— START Records supplied —

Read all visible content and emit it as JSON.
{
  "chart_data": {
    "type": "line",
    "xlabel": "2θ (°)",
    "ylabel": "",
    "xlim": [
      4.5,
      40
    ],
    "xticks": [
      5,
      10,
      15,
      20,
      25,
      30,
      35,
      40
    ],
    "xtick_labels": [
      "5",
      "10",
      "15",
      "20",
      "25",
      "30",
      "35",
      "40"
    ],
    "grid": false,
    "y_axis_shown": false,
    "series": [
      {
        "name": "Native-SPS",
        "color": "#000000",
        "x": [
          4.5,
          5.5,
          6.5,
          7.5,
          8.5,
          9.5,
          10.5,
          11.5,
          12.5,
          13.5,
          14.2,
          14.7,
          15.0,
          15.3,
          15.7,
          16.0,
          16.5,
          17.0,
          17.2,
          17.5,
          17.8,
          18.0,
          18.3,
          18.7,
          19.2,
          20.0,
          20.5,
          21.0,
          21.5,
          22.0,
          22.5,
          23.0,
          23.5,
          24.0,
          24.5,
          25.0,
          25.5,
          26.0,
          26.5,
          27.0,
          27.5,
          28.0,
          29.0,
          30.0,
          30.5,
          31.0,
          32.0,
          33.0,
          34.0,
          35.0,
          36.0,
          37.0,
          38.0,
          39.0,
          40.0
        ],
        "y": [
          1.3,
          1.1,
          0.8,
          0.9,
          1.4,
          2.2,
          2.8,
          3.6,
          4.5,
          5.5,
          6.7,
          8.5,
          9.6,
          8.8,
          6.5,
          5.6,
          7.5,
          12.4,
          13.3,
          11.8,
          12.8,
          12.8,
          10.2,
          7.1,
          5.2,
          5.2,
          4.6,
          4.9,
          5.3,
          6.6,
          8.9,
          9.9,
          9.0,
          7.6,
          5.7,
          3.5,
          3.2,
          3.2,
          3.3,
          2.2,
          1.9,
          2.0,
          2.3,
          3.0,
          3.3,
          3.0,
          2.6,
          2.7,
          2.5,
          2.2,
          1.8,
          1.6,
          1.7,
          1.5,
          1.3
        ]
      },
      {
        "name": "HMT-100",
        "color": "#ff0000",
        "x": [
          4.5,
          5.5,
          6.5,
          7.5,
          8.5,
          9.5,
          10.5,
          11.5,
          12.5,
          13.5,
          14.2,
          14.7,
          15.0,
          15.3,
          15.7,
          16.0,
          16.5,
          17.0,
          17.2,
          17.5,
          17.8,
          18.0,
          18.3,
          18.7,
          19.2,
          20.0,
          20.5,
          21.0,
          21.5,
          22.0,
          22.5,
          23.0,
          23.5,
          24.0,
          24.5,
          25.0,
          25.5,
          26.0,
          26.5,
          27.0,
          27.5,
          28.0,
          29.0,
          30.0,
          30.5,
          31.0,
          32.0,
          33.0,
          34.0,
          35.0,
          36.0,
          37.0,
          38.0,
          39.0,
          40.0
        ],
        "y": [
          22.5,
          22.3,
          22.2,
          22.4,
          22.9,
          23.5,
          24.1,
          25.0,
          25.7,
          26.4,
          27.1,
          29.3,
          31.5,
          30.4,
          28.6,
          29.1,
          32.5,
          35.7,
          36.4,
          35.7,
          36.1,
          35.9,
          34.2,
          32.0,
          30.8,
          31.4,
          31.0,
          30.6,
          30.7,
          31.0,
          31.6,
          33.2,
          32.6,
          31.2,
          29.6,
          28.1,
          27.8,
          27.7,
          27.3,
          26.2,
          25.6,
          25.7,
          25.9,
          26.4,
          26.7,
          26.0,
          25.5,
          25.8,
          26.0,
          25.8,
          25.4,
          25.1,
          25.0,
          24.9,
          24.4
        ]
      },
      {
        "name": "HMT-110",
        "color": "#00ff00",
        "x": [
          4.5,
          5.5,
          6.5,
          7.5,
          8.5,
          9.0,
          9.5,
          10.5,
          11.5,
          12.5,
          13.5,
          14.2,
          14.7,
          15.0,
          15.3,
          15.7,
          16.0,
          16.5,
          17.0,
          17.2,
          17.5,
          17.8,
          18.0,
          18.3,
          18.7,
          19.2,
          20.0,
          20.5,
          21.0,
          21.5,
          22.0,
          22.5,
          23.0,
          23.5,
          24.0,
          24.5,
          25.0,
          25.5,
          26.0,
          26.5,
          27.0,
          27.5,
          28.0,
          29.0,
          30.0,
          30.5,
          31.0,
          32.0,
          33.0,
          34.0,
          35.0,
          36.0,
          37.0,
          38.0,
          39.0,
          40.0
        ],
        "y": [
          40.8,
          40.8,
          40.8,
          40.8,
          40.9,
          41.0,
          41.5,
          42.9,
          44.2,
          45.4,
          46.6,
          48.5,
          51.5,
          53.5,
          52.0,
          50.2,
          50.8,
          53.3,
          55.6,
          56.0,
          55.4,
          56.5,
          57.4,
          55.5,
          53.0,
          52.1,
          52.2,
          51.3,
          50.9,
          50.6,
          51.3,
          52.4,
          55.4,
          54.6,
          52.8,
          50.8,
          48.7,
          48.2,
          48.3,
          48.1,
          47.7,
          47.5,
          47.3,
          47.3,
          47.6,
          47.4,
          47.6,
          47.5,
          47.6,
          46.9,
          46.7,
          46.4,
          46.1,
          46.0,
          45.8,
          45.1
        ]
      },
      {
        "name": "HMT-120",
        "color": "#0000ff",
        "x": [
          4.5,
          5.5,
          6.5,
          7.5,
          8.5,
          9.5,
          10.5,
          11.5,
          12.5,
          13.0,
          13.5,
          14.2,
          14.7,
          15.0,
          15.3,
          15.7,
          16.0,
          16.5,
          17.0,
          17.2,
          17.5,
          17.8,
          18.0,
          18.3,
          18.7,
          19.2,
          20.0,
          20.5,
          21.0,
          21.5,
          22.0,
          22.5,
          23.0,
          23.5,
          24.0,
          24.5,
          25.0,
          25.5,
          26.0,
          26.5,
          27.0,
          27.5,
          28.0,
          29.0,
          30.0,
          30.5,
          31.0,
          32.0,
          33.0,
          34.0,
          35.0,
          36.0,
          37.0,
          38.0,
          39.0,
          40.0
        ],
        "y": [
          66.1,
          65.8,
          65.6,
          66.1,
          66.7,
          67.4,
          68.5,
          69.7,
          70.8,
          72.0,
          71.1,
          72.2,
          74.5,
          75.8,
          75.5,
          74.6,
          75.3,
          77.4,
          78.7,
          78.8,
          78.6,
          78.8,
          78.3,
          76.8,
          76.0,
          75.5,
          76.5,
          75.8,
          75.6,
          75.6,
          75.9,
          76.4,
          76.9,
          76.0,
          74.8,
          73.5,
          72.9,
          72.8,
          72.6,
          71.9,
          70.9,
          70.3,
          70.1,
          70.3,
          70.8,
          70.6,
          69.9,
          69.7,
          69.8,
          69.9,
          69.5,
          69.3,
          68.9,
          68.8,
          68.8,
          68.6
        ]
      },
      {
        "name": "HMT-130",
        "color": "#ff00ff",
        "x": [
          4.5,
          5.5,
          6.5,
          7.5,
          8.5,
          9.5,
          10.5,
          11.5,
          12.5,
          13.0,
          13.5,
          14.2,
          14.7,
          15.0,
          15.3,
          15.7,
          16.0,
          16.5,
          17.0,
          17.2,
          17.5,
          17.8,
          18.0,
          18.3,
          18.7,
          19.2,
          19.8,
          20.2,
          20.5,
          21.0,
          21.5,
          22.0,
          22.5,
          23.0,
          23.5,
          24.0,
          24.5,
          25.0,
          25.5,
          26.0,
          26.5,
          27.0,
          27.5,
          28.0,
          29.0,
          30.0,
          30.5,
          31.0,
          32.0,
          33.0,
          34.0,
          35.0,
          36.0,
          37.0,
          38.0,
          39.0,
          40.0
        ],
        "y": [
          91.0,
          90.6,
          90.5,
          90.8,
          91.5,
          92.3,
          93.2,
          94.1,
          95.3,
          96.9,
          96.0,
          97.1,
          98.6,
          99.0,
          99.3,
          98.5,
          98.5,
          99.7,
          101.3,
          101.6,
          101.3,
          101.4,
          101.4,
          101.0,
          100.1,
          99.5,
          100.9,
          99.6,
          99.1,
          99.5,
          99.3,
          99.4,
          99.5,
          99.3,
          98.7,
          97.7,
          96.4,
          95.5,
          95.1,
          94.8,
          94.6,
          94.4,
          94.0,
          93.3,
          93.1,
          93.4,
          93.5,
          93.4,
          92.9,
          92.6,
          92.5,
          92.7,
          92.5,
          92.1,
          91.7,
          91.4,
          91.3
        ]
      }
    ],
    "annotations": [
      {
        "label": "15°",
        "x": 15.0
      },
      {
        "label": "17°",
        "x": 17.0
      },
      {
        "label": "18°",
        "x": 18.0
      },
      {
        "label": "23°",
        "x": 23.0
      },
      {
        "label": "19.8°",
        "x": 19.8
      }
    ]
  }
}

— END Records supplied —

Identify every line above that includes the word "color", and show those lines.

= Response to the task =
        "color": "#000000",
        "color": "#ff0000",
        "color": "#00ff00",
        "color": "#0000ff",
        "color": "#ff00ff",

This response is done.